Dataset rows -
· · · ·

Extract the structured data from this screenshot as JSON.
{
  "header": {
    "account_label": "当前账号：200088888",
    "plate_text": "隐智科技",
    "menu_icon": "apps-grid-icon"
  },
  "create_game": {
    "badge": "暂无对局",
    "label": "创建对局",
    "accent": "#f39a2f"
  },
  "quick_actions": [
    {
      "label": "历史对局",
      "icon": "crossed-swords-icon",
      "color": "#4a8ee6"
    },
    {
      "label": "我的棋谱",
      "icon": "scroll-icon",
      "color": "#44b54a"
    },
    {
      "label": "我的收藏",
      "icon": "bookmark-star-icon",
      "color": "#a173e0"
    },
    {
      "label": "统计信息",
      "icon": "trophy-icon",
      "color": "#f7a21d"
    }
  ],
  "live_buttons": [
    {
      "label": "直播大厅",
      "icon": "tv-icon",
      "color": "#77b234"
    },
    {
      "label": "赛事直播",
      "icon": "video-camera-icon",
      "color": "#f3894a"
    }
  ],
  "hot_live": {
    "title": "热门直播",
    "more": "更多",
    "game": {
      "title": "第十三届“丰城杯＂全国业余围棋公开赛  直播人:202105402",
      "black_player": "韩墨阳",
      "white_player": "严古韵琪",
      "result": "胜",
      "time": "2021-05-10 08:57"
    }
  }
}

· · · ·

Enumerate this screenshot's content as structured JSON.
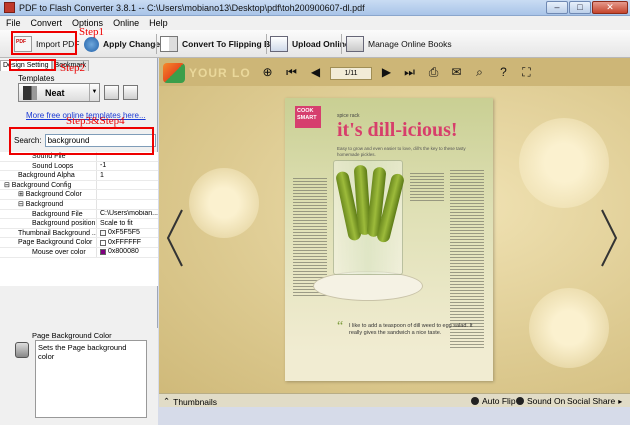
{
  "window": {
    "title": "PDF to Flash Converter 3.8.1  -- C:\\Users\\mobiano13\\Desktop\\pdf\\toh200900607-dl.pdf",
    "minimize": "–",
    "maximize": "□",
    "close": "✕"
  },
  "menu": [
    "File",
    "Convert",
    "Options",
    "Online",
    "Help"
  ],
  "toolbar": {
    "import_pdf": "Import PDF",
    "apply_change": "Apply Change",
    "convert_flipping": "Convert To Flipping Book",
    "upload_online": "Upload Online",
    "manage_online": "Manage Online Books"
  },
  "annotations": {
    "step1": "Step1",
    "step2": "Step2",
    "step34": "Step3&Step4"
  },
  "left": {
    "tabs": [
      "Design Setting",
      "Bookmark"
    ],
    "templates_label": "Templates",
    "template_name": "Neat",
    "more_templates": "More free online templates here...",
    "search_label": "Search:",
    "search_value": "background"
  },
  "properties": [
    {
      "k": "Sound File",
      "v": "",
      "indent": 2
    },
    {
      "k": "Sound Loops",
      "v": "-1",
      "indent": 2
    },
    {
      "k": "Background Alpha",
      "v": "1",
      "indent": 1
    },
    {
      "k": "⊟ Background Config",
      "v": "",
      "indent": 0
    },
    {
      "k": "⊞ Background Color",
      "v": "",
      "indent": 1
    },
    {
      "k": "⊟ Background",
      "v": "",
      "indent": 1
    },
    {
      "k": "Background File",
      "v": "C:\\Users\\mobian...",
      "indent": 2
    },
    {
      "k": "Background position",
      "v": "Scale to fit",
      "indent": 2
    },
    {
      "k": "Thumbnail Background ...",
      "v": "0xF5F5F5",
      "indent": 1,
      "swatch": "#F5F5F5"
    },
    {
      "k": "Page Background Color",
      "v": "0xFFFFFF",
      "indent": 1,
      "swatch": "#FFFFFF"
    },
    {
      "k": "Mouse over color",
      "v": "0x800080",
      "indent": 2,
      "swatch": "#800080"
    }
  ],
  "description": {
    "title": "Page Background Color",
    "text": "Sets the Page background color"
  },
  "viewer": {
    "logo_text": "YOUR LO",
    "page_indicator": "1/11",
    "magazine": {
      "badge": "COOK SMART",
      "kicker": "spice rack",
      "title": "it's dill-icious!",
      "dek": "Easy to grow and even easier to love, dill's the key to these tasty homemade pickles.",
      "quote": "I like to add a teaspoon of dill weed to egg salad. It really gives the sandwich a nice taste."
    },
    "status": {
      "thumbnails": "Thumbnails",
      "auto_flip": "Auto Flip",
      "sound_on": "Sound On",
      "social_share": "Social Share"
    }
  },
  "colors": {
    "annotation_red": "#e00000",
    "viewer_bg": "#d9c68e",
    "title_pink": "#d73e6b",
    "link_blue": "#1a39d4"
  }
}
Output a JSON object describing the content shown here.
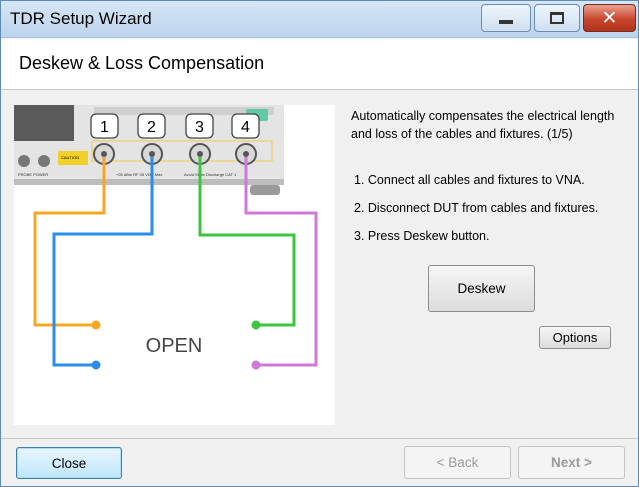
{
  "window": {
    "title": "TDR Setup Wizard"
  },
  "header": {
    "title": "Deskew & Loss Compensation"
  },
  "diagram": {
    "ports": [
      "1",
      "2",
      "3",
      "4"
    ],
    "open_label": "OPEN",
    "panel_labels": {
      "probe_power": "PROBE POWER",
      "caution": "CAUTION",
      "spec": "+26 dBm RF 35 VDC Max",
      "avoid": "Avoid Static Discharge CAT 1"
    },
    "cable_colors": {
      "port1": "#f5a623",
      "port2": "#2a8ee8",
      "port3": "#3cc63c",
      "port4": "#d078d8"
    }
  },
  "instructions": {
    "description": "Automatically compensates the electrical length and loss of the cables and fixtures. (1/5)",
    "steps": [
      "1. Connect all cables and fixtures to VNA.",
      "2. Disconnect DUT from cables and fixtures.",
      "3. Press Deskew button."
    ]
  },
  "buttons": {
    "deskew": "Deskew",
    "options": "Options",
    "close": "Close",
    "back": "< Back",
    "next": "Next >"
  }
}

· · · ·

TASK DIRECTIONS -
Gather each line in the entries above where the string "description" is found.

SOLUTION FOR THIS PROBLEM -
  "description": {
    "description": "Automatically compensates the electrical length and loss of the cables and fixtures. (1/5)",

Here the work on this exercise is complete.